* Begin *

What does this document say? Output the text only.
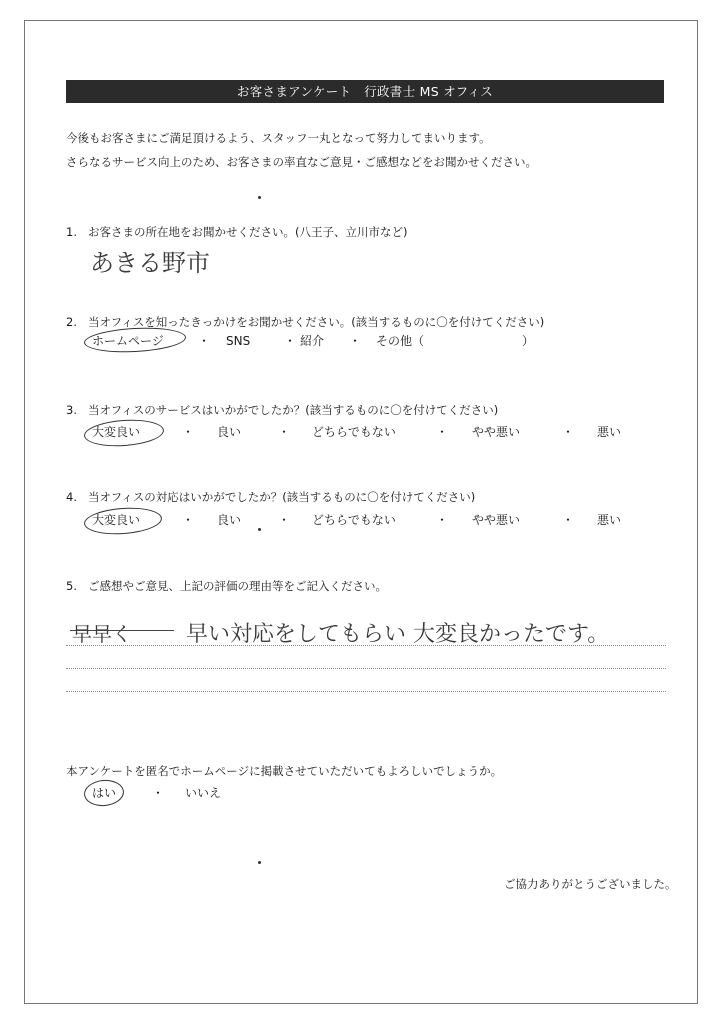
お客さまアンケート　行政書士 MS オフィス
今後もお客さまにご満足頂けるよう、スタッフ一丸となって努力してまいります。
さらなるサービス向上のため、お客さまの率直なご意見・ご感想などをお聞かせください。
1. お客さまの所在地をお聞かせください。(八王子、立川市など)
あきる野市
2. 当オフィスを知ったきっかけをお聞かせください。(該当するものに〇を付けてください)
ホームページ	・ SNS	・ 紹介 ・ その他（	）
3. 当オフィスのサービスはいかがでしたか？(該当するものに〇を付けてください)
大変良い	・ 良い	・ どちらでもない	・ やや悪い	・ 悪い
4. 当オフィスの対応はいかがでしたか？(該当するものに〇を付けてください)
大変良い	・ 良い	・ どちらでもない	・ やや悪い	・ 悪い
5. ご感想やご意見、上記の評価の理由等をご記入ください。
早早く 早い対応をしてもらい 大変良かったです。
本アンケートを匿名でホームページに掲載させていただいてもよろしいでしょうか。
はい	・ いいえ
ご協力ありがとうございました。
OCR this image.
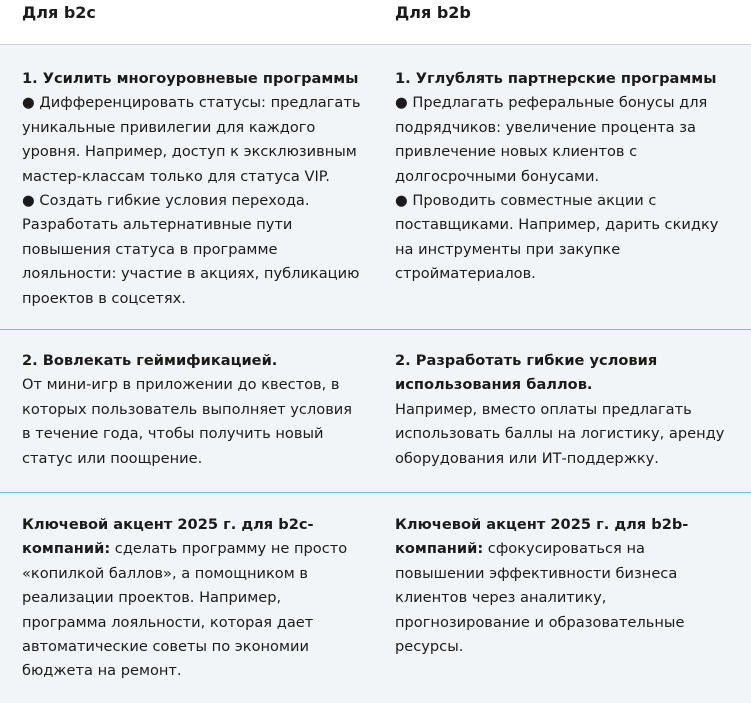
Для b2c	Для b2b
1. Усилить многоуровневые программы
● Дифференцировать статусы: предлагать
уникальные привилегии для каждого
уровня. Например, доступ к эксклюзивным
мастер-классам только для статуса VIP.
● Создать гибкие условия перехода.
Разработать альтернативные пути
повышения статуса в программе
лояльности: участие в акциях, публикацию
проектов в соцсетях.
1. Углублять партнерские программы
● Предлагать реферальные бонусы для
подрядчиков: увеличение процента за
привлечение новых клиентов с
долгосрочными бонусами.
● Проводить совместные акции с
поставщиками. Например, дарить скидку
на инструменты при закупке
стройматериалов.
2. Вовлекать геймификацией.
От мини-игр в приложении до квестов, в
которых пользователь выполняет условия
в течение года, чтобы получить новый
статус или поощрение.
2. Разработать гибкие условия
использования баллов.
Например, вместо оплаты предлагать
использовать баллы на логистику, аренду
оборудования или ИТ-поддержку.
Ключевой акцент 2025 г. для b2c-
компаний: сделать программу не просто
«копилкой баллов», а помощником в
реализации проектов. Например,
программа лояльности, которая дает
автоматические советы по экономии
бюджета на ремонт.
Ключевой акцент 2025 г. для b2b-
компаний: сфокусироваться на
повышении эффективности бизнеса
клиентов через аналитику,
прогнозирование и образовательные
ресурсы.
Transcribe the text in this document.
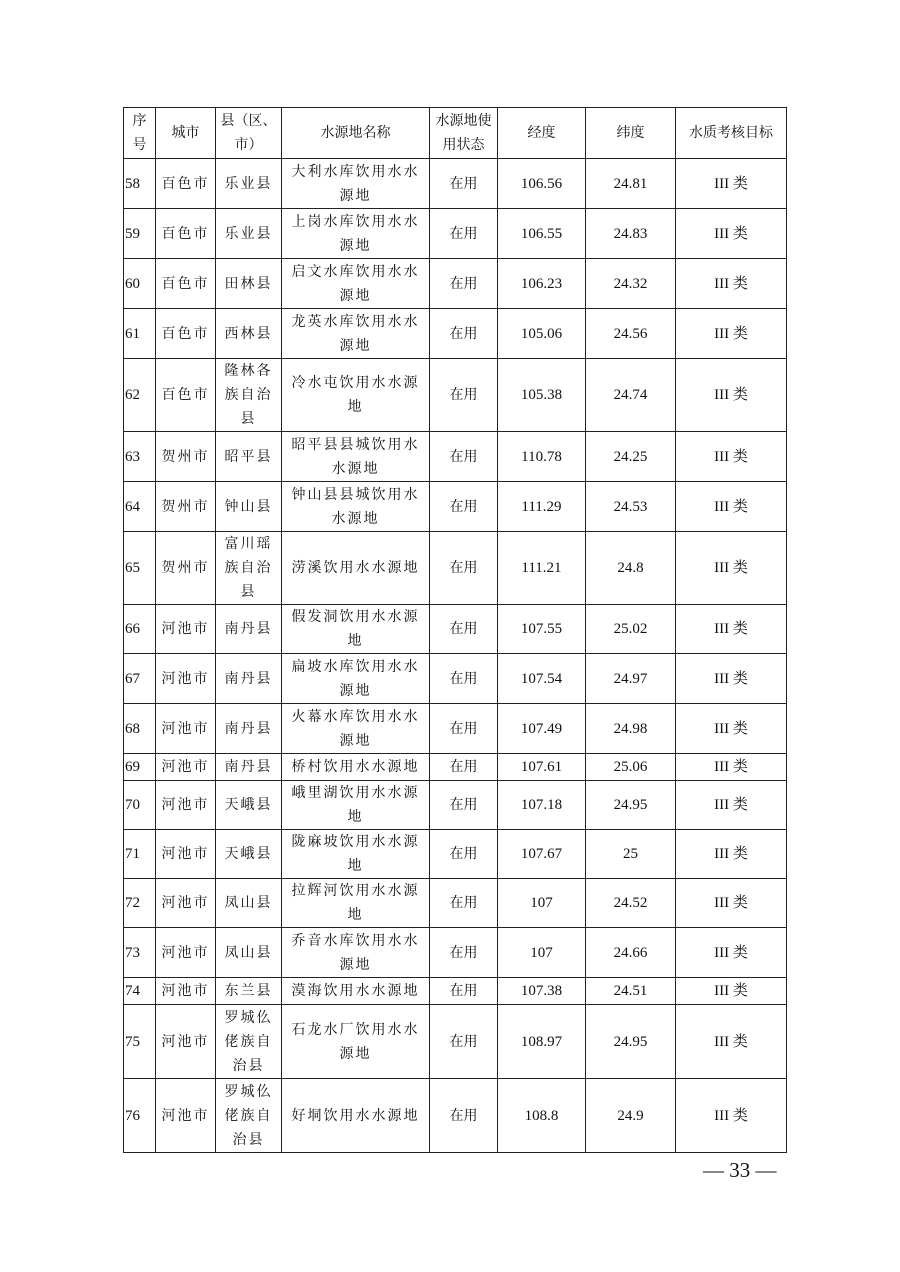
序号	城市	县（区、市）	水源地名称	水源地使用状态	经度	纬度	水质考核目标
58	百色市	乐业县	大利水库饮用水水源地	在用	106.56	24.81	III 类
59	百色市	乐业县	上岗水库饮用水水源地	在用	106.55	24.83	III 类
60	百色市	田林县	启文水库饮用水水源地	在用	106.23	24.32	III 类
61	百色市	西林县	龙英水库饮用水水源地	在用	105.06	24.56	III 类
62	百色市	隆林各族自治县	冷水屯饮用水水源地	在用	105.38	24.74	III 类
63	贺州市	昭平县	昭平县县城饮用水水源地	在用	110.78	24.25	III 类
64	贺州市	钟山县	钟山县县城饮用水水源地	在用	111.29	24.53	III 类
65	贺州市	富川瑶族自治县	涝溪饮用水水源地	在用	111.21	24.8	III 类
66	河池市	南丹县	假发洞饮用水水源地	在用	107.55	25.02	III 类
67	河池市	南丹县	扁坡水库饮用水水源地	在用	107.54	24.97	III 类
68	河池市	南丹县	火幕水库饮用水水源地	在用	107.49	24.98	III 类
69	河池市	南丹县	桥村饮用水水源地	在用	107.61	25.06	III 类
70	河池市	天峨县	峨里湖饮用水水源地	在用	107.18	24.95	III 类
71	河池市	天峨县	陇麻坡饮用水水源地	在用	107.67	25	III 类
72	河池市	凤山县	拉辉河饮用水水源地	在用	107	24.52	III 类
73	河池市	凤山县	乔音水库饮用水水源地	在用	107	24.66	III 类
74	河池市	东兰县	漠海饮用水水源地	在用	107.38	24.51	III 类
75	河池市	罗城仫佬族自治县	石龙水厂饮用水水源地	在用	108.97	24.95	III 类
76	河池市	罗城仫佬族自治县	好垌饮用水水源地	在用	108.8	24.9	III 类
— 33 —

* End *

Print all the records again exactly; do not include any picture.

What does this document say? Output the text only.
お客さまアンケート　行政書士 MS オフィス
今後もお客さまにご満足頂けるよう、スタッフ一丸となって努力してまいります。
さらなるサービス向上のため、お客さまの率直なご意見・ご感想などをお聞かせください。
1. お客さまの所在地をお聞かせください。(八王子、立川市など)
あきる野市
2. 当オフィスを知ったきっかけをお聞かせください。(該当するものに〇を付けてください)
ホームページ	・ SNS	・ 紹介 ・ その他（	）
3. 当オフィスのサービスはいかがでしたか？(該当するものに〇を付けてください)
大変良い	・ 良い	・ どちらでもない	・ やや悪い	・ 悪い
4. 当オフィスの対応はいかがでしたか？(該当するものに〇を付けてください)
大変良い	・ 良い	・ どちらでもない	・ やや悪い	・ 悪い
5. ご感想やご意見、上記の評価の理由等をご記入ください。
早早く 早い対応をしてもらい 大変良かったです。
本アンケートを匿名でホームページに掲載させていただいてもよろしいでしょうか。
はい	・ いいえ
ご協力ありがとうございました。
OCR this image.
Для b2c	Для b2b
1. Усилить многоуровневые программы
● Дифференцировать статусы: предлагать
уникальные привилегии для каждого
уровня. Например, доступ к эксклюзивным
мастер-классам только для статуса VIP.
● Создать гибкие условия перехода.
Разработать альтернативные пути
повышения статуса в программе
лояльности: участие в акциях, публикацию
проектов в соцсетях.
1. Углублять партнерские программы
● Предлагать реферальные бонусы для
подрядчиков: увеличение процента за
привлечение новых клиентов с
долгосрочными бонусами.
● Проводить совместные акции с
поставщиками. Например, дарить скидку
на инструменты при закупке
стройматериалов.
2. Вовлекать геймификацией.
От мини-игр в приложении до квестов, в
которых пользователь выполняет условия
в течение года, чтобы получить новый
статус или поощрение.
2. Разработать гибкие условия
использования баллов.
Например, вместо оплаты предлагать
использовать баллы на логистику, аренду
оборудования или ИТ-поддержку.
Ключевой акцент 2025 г. для b2c-
компаний: сделать программу не просто
«копилкой баллов», а помощником в
реализации проектов. Например,
программа лояльности, которая дает
автоматические советы по экономии
бюджета на ремонт.
Ключевой акцент 2025 г. для b2b-
компаний: сфокусироваться на
повышении эффективности бизнеса
клиентов через аналитику,
прогнозирование и образовательные
ресурсы.
Transcribe the text in this document.
序号	城市	县（区、市）	水源地名称	水源地使用状态	经度	纬度	水质考核目标
58	百色市	乐业县	大利水库饮用水水源地	在用	106.56	24.81	III 类
59	百色市	乐业县	上岗水库饮用水水源地	在用	106.55	24.83	III 类
60	百色市	田林县	启文水库饮用水水源地	在用	106.23	24.32	III 类
61	百色市	西林县	龙英水库饮用水水源地	在用	105.06	24.56	III 类
62	百色市	隆林各族自治县	冷水屯饮用水水源地	在用	105.38	24.74	III 类
63	贺州市	昭平县	昭平县县城饮用水水源地	在用	110.78	24.25	III 类
64	贺州市	钟山县	钟山县县城饮用水水源地	在用	111.29	24.53	III 类
65	贺州市	富川瑶族自治县	涝溪饮用水水源地	在用	111.21	24.8	III 类
66	河池市	南丹县	假发洞饮用水水源地	在用	107.55	25.02	III 类
67	河池市	南丹县	扁坡水库饮用水水源地	在用	107.54	24.97	III 类
68	河池市	南丹县	火幕水库饮用水水源地	在用	107.49	24.98	III 类
69	河池市	南丹县	桥村饮用水水源地	在用	107.61	25.06	III 类
70	河池市	天峨县	峨里湖饮用水水源地	在用	107.18	24.95	III 类
71	河池市	天峨县	陇麻坡饮用水水源地	在用	107.67	25	III 类
72	河池市	凤山县	拉辉河饮用水水源地	在用	107	24.52	III 类
73	河池市	凤山县	乔音水库饮用水水源地	在用	107	24.66	III 类
74	河池市	东兰县	漠海饮用水水源地	在用	107.38	24.51	III 类
75	河池市	罗城仫佬族自治县	石龙水厂饮用水水源地	在用	108.97	24.95	III 类
76	河池市	罗城仫佬族自治县	好垌饮用水水源地	在用	108.8	24.9	III 类
— 33 —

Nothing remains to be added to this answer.